**Problem details:** Write out the listing below again, precisely as it is given.

**Raw records:**
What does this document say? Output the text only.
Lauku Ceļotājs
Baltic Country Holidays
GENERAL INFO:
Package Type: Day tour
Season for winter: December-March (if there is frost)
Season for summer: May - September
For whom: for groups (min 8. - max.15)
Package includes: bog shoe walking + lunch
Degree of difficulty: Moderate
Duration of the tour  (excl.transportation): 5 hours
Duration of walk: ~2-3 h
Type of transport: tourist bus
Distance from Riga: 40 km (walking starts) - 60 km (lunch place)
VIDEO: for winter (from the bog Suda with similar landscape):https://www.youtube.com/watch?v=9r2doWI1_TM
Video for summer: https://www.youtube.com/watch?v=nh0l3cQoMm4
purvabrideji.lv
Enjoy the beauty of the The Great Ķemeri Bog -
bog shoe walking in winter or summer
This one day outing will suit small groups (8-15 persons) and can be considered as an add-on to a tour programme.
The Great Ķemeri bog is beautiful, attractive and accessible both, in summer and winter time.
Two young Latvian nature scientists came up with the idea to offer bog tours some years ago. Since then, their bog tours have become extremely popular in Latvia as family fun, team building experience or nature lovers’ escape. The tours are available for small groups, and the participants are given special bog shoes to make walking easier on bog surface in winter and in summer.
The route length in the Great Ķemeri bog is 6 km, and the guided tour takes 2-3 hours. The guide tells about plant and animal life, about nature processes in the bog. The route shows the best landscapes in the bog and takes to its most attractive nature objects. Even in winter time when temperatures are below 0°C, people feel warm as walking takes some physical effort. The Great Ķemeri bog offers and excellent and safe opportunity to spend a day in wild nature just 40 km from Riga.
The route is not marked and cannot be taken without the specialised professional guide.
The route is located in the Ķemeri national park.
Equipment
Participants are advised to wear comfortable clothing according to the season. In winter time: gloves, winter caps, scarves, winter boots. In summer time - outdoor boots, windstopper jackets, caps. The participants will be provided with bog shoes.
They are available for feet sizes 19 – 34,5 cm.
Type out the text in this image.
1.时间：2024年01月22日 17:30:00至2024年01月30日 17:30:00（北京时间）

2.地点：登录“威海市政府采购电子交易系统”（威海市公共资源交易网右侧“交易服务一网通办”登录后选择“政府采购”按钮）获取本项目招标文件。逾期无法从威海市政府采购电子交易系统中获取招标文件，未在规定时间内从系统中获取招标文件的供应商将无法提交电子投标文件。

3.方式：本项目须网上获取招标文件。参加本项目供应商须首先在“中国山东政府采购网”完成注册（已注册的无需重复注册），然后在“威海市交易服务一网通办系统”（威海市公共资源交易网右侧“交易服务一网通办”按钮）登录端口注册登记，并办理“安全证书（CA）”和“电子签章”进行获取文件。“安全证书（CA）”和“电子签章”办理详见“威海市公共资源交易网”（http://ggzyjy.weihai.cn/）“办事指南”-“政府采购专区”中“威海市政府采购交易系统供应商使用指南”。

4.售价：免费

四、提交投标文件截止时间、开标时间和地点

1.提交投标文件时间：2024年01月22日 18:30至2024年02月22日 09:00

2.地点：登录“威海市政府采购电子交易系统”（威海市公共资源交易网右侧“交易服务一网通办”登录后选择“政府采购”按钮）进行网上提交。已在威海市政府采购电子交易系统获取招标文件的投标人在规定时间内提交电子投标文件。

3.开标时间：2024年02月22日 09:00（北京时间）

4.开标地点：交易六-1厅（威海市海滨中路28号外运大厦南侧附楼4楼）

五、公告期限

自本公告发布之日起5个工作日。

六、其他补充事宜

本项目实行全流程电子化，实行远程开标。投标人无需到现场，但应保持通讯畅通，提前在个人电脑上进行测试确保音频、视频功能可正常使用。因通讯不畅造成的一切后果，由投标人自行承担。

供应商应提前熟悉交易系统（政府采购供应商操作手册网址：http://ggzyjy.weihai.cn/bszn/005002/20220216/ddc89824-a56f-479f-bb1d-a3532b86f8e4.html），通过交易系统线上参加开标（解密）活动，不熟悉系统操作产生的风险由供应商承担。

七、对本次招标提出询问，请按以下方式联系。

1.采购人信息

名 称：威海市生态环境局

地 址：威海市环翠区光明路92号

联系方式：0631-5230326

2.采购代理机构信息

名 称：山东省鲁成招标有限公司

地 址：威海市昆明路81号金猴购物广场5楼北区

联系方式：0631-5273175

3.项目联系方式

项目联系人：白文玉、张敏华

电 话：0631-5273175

**Task solution:**
What does this document say? Output the text only.
Lauku Ceļotājs
Baltic Country Holidays
GENERAL INFO:
Package Type: Day tour
Season for winter: December-March (if there is frost)
Season for summer: May - September
For whom: for groups (min 8. - max.15)
Package includes: bog shoe walking + lunch
Degree of difficulty: Moderate
Duration of the tour  (excl.transportation): 5 hours
Duration of walk: ~2-3 h
Type of transport: tourist bus
Distance from Riga: 40 km (walking starts) - 60 km (lunch place)
VIDEO: for winter (from the bog Suda with similar landscape):https://www.youtube.com/watch?v=9r2doWI1_TM
Video for summer: https://www.youtube.com/watch?v=nh0l3cQoMm4
purvabrideji.lv
Enjoy the beauty of the The Great Ķemeri Bog -
bog shoe walking in winter or summer
This one day outing will suit small groups (8-15 persons) and can be considered as an add-on to a tour programme.
The Great Ķemeri bog is beautiful, attractive and accessible both, in summer and winter time.
Two young Latvian nature scientists came up with the idea to offer bog tours some years ago. Since then, their bog tours have become extremely popular in Latvia as family fun, team building experience or nature lovers’ escape. The tours are available for small groups, and the participants are given special bog shoes to make walking easier on bog surface in winter and in summer.
The route length in the Great Ķemeri bog is 6 km, and the guided tour takes 2-3 hours. The guide tells about plant and animal life, about nature processes in the bog. The route shows the best landscapes in the bog and takes to its most attractive nature objects. Even in winter time when temperatures are below 0°C, people feel warm as walking takes some physical effort. The Great Ķemeri bog offers and excellent and safe opportunity to spend a day in wild nature just 40 km from Riga.
The route is not marked and cannot be taken without the specialised professional guide.
The route is located in the Ķemeri national park.
Equipment
Participants are advised to wear comfortable clothing according to the season. In winter time: gloves, winter caps, scarves, winter boots. In summer time - outdoor boots, windstopper jackets, caps. The participants will be provided with bog shoes.
They are available for feet sizes 19 – 34,5 cm.
Type out the text in this image.
1.时间：2024年01月22日 17:30:00至2024年01月30日 17:30:00（北京时间）

2.地点：登录“威海市政府采购电子交易系统”（威海市公共资源交易网右侧“交易服务一网通办”登录后选择“政府采购”按钮）获取本项目招标文件。逾期无法从威海市政府采购电子交易系统中获取招标文件，未在规定时间内从系统中获取招标文件的供应商将无法提交电子投标文件。

3.方式：本项目须网上获取招标文件。参加本项目供应商须首先在“中国山东政府采购网”完成注册（已注册的无需重复注册），然后在“威海市交易服务一网通办系统”（威海市公共资源交易网右侧“交易服务一网通办”按钮）登录端口注册登记，并办理“安全证书（CA）”和“电子签章”进行获取文件。“安全证书（CA）”和“电子签章”办理详见“威海市公共资源交易网”（http://ggzyjy.weihai.cn/）“办事指南”-“政府采购专区”中“威海市政府采购交易系统供应商使用指南”。

4.售价：免费

四、提交投标文件截止时间、开标时间和地点

1.提交投标文件时间：2024年01月22日 18:30至2024年02月22日 09:00

2.地点：登录“威海市政府采购电子交易系统”（威海市公共资源交易网右侧“交易服务一网通办”登录后选择“政府采购”按钮）进行网上提交。已在威海市政府采购电子交易系统获取招标文件的投标人在规定时间内提交电子投标文件。

3.开标时间：2024年02月22日 09:00（北京时间）

4.开标地点：交易六-1厅（威海市海滨中路28号外运大厦南侧附楼4楼）

五、公告期限

自本公告发布之日起5个工作日。

六、其他补充事宜

本项目实行全流程电子化，实行远程开标。投标人无需到现场，但应保持通讯畅通，提前在个人电脑上进行测试确保音频、视频功能可正常使用。因通讯不畅造成的一切后果，由投标人自行承担。

供应商应提前熟悉交易系统（政府采购供应商操作手册网址：http://ggzyjy.weihai.cn/bszn/005002/20220216/ddc89824-a56f-479f-bb1d-a3532b86f8e4.html），通过交易系统线上参加开标（解密）活动，不熟悉系统操作产生的风险由供应商承担。

七、对本次招标提出询问，请按以下方式联系。

1.采购人信息

名 称：威海市生态环境局

地 址：威海市环翠区光明路92号

联系方式：0631-5230326

2.采购代理机构信息

名 称：山东省鲁成招标有限公司

地 址：威海市昆明路81号金猴购物广场5楼北区

联系方式：0631-5273175

3.项目联系方式

项目联系人：白文玉、张敏华

电 话：0631-5273175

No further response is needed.